[Provided data]:
▼▼▼

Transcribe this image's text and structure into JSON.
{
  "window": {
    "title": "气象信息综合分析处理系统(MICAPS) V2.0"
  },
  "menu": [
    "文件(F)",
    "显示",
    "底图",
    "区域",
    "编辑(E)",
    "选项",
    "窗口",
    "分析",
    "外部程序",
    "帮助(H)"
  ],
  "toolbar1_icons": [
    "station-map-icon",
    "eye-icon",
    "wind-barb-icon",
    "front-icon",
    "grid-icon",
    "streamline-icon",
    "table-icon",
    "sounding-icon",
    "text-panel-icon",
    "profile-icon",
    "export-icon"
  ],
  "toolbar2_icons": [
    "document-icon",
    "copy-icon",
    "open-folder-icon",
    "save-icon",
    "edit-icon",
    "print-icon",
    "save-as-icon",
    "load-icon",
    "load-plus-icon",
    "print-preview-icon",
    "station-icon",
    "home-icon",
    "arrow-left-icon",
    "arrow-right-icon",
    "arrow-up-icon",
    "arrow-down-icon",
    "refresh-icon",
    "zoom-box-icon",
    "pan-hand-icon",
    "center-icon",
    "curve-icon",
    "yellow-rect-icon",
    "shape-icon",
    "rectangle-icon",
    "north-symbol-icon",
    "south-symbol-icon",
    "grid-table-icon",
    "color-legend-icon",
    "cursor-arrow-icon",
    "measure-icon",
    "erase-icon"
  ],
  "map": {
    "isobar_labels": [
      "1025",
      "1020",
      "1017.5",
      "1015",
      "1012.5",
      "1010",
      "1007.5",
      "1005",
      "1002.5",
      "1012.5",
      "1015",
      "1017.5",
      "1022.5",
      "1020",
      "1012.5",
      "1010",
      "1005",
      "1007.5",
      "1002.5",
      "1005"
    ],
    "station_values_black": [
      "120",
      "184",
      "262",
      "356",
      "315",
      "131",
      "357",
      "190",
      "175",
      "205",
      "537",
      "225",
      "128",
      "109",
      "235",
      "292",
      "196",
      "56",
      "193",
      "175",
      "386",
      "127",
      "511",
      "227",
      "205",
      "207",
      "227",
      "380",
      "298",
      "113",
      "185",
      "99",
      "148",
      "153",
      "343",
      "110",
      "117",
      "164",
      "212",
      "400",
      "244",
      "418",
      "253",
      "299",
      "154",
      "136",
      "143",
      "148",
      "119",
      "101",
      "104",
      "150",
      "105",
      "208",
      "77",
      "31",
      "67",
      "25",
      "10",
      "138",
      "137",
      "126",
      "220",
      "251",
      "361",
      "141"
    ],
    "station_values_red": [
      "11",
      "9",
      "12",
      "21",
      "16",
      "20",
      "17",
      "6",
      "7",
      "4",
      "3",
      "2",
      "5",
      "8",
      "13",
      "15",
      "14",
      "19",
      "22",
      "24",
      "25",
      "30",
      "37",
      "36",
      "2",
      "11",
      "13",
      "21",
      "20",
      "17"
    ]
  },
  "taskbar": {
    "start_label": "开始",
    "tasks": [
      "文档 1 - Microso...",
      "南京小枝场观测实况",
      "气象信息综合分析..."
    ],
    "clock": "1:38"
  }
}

▲▲▲

[Exercise aim]: Write out all the records above again, exactly as they stand.

[Written solution]:
Transcribe this image's text and structure into JSON.
{
  "window": {
    "title": "气象信息综合分析处理系统(MICAPS) V2.0"
  },
  "menu": [
    "文件(F)",
    "显示",
    "底图",
    "区域",
    "编辑(E)",
    "选项",
    "窗口",
    "分析",
    "外部程序",
    "帮助(H)"
  ],
  "toolbar1_icons": [
    "station-map-icon",
    "eye-icon",
    "wind-barb-icon",
    "front-icon",
    "grid-icon",
    "streamline-icon",
    "table-icon",
    "sounding-icon",
    "text-panel-icon",
    "profile-icon",
    "export-icon"
  ],
  "toolbar2_icons": [
    "document-icon",
    "copy-icon",
    "open-folder-icon",
    "save-icon",
    "edit-icon",
    "print-icon",
    "save-as-icon",
    "load-icon",
    "load-plus-icon",
    "print-preview-icon",
    "station-icon",
    "home-icon",
    "arrow-left-icon",
    "arrow-right-icon",
    "arrow-up-icon",
    "arrow-down-icon",
    "refresh-icon",
    "zoom-box-icon",
    "pan-hand-icon",
    "center-icon",
    "curve-icon",
    "yellow-rect-icon",
    "shape-icon",
    "rectangle-icon",
    "north-symbol-icon",
    "south-symbol-icon",
    "grid-table-icon",
    "color-legend-icon",
    "cursor-arrow-icon",
    "measure-icon",
    "erase-icon"
  ],
  "map": {
    "isobar_labels": [
      "1025",
      "1020",
      "1017.5",
      "1015",
      "1012.5",
      "1010",
      "1007.5",
      "1005",
      "1002.5",
      "1012.5",
      "1015",
      "1017.5",
      "1022.5",
      "1020",
      "1012.5",
      "1010",
      "1005",
      "1007.5",
      "1002.5",
      "1005"
    ],
    "station_values_black": [
      "120",
      "184",
      "262",
      "356",
      "315",
      "131",
      "357",
      "190",
      "175",
      "205",
      "537",
      "225",
      "128",
      "109",
      "235",
      "292",
      "196",
      "56",
      "193",
      "175",
      "386",
      "127",
      "511",
      "227",
      "205",
      "207",
      "227",
      "380",
      "298",
      "113",
      "185",
      "99",
      "148",
      "153",
      "343",
      "110",
      "117",
      "164",
      "212",
      "400",
      "244",
      "418",
      "253",
      "299",
      "154",
      "136",
      "143",
      "148",
      "119",
      "101",
      "104",
      "150",
      "105",
      "208",
      "77",
      "31",
      "67",
      "25",
      "10",
      "138",
      "137",
      "126",
      "220",
      "251",
      "361",
      "141"
    ],
    "station_values_red": [
      "11",
      "9",
      "12",
      "21",
      "16",
      "20",
      "17",
      "6",
      "7",
      "4",
      "3",
      "2",
      "5",
      "8",
      "13",
      "15",
      "14",
      "19",
      "22",
      "24",
      "25",
      "30",
      "37",
      "36",
      "2",
      "11",
      "13",
      "21",
      "20",
      "17"
    ]
  },
  "taskbar": {
    "start_label": "开始",
    "tasks": [
      "文档 1 - Microso...",
      "南京小枝场观测实况",
      "气象信息综合分析..."
    ],
    "clock": "1:38"
  }
}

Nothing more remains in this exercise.